[[ Extracted entries open ]]
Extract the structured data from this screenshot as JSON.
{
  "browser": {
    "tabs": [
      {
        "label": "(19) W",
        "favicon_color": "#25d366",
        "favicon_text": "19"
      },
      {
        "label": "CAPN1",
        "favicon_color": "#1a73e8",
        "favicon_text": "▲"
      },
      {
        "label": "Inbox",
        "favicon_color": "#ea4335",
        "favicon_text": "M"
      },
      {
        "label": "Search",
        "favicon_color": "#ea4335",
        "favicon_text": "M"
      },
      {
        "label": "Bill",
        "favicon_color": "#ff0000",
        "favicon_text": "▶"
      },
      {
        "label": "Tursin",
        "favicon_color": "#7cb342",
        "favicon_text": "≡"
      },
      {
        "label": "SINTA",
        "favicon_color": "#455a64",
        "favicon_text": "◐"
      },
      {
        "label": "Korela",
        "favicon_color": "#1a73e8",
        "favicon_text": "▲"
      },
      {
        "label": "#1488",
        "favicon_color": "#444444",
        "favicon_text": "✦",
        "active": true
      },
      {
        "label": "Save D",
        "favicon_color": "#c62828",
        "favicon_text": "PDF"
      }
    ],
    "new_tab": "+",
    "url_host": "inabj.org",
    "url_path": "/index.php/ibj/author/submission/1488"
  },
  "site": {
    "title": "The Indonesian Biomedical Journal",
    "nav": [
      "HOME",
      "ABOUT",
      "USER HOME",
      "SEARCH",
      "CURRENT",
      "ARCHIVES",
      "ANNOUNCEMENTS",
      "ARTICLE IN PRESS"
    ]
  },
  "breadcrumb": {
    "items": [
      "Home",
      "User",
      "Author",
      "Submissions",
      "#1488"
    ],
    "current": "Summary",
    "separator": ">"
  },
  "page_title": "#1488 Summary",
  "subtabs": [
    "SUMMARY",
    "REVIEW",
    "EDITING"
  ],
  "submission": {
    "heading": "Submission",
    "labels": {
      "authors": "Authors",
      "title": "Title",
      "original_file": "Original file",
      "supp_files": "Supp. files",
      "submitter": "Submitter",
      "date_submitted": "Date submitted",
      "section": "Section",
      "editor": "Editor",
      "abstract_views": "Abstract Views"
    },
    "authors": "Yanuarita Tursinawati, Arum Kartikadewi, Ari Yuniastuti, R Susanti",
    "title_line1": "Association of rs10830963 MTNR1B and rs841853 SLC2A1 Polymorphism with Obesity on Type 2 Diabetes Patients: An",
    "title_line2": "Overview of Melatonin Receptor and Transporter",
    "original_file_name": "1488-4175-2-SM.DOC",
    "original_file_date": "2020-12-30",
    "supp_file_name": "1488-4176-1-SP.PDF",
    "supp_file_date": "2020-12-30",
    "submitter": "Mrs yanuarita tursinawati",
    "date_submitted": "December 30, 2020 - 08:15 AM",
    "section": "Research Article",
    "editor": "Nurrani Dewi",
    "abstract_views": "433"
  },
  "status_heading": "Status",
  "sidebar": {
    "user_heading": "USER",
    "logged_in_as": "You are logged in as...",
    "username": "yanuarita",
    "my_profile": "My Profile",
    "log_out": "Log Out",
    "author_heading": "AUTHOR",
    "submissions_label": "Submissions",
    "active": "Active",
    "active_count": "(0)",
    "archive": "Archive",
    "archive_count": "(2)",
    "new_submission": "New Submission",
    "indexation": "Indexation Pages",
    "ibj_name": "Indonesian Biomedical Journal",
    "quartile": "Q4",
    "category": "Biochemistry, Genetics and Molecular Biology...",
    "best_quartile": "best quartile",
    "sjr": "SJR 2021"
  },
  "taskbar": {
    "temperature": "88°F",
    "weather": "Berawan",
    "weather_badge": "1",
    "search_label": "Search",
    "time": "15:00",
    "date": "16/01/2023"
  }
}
[[ Extracted entries closed ]]
Retype everything in the material above exactly.

Extract the structured data from this screenshot as JSON.
{
  "browser": {
    "tabs": [
      {
        "label": "(19) W",
        "favicon_color": "#25d366",
        "favicon_text": "19"
      },
      {
        "label": "CAPN1",
        "favicon_color": "#1a73e8",
        "favicon_text": "▲"
      },
      {
        "label": "Inbox",
        "favicon_color": "#ea4335",
        "favicon_text": "M"
      },
      {
        "label": "Search",
        "favicon_color": "#ea4335",
        "favicon_text": "M"
      },
      {
        "label": "Bill",
        "favicon_color": "#ff0000",
        "favicon_text": "▶"
      },
      {
        "label": "Tursin",
        "favicon_color": "#7cb342",
        "favicon_text": "≡"
      },
      {
        "label": "SINTA",
        "favicon_color": "#455a64",
        "favicon_text": "◐"
      },
      {
        "label": "Korela",
        "favicon_color": "#1a73e8",
        "favicon_text": "▲"
      },
      {
        "label": "#1488",
        "favicon_color": "#444444",
        "favicon_text": "✦",
        "active": true
      },
      {
        "label": "Save D",
        "favicon_color": "#c62828",
        "favicon_text": "PDF"
      }
    ],
    "new_tab": "+",
    "url_host": "inabj.org",
    "url_path": "/index.php/ibj/author/submission/1488"
  },
  "site": {
    "title": "The Indonesian Biomedical Journal",
    "nav": [
      "HOME",
      "ABOUT",
      "USER HOME",
      "SEARCH",
      "CURRENT",
      "ARCHIVES",
      "ANNOUNCEMENTS",
      "ARTICLE IN PRESS"
    ]
  },
  "breadcrumb": {
    "items": [
      "Home",
      "User",
      "Author",
      "Submissions",
      "#1488"
    ],
    "current": "Summary",
    "separator": ">"
  },
  "page_title": "#1488 Summary",
  "subtabs": [
    "SUMMARY",
    "REVIEW",
    "EDITING"
  ],
  "submission": {
    "heading": "Submission",
    "labels": {
      "authors": "Authors",
      "title": "Title",
      "original_file": "Original file",
      "supp_files": "Supp. files",
      "submitter": "Submitter",
      "date_submitted": "Date submitted",
      "section": "Section",
      "editor": "Editor",
      "abstract_views": "Abstract Views"
    },
    "authors": "Yanuarita Tursinawati, Arum Kartikadewi, Ari Yuniastuti, R Susanti",
    "title_line1": "Association of rs10830963 MTNR1B and rs841853 SLC2A1 Polymorphism with Obesity on Type 2 Diabetes Patients: An",
    "title_line2": "Overview of Melatonin Receptor and Transporter",
    "original_file_name": "1488-4175-2-SM.DOC",
    "original_file_date": "2020-12-30",
    "supp_file_name": "1488-4176-1-SP.PDF",
    "supp_file_date": "2020-12-30",
    "submitter": "Mrs yanuarita tursinawati",
    "date_submitted": "December 30, 2020 - 08:15 AM",
    "section": "Research Article",
    "editor": "Nurrani Dewi",
    "abstract_views": "433"
  },
  "status_heading": "Status",
  "sidebar": {
    "user_heading": "USER",
    "logged_in_as": "You are logged in as...",
    "username": "yanuarita",
    "my_profile": "My Profile",
    "log_out": "Log Out",
    "author_heading": "AUTHOR",
    "submissions_label": "Submissions",
    "active": "Active",
    "active_count": "(0)",
    "archive": "Archive",
    "archive_count": "(2)",
    "new_submission": "New Submission",
    "indexation": "Indexation Pages",
    "ibj_name": "Indonesian Biomedical Journal",
    "quartile": "Q4",
    "category": "Biochemistry, Genetics and Molecular Biology...",
    "best_quartile": "best quartile",
    "sjr": "SJR 2021"
  },
  "taskbar": {
    "temperature": "88°F",
    "weather": "Berawan",
    "weather_badge": "1",
    "search_label": "Search",
    "time": "15:00",
    "date": "16/01/2023"
  }
}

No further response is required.